(begin)

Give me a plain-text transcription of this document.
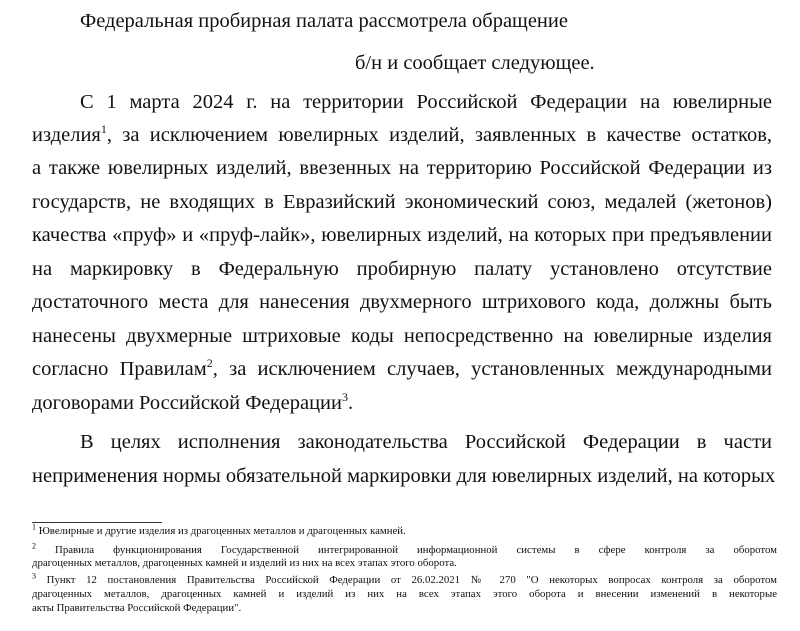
Федеральная пробирная палата рассмотрела обращение
б/н и сообщает следующее.
С 1 марта 2024 г. на территории Российской Федерации на ювелирные
изделия$^1$, за исключением ювелирных изделий, заявленных в качестве остатков,
а также ювелирных изделий, ввезенных на территорию Российской Федерации из
государств, не входящих в Евразийский экономический союз, медалей (жетонов)
качества «пруф» и «пруф-лайк», ювелирных изделий, на которых при предъявлении
на маркировку в Федеральную пробирную палату установлено отсутствие
достаточного места для нанесения двухмерного штрихового кода, должны быть
нанесены двухмерные штриховые коды непосредственно на ювелирные изделия
согласно Правилам$^2$, за исключением случаев, установленных международными
договорами Российской Федерации$^3$.
В целях исполнения законодательства Российской Федерации в части
неприменения нормы обязательной маркировки для ювелирных изделий, на которых
$^1$ Ювелирные и другие изделия из драгоценных металлов и драгоценных камней.
$^2$ Правила функционирования Государственной интегрированной информационной системы в сфере контроля за оборотом
драгоценных металлов, драгоценных камней и изделий из них на всех этапах этого оборота.
$^3$ Пункт 12 постановления Правительства Российской Федерации от 26.02.2021 № 270 "О некоторых вопросах контроля за оборотом
драгоценных металлов, драгоценных камней и изделий из них на всех этапах этого оборота и внесении изменений в некоторые
акты Правительства Российской Федерации".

(end)

Transcribe every record above exactly as written, leaving out any pictures.

Give me a plain-text transcription of this document.
Федеральная пробирная палата рассмотрела обращение
б/н и сообщает следующее.
С 1 марта 2024 г. на территории Российской Федерации на ювелирные
изделия$^1$, за исключением ювелирных изделий, заявленных в качестве остатков,
а также ювелирных изделий, ввезенных на территорию Российской Федерации из
государств, не входящих в Евразийский экономический союз, медалей (жетонов)
качества «пруф» и «пруф-лайк», ювелирных изделий, на которых при предъявлении
на маркировку в Федеральную пробирную палату установлено отсутствие
достаточного места для нанесения двухмерного штрихового кода, должны быть
нанесены двухмерные штриховые коды непосредственно на ювелирные изделия
согласно Правилам$^2$, за исключением случаев, установленных международными
договорами Российской Федерации$^3$.
В целях исполнения законодательства Российской Федерации в части
неприменения нормы обязательной маркировки для ювелирных изделий, на которых
$^1$ Ювелирные и другие изделия из драгоценных металлов и драгоценных камней.
$^2$ Правила функционирования Государственной интегрированной информационной системы в сфере контроля за оборотом
драгоценных металлов, драгоценных камней и изделий из них на всех этапах этого оборота.
$^3$ Пункт 12 постановления Правительства Российской Федерации от 26.02.2021 № 270 "О некоторых вопросах контроля за оборотом
драгоценных металлов, драгоценных камней и изделий из них на всех этапах этого оборота и внесении изменений в некоторые
акты Правительства Российской Федерации".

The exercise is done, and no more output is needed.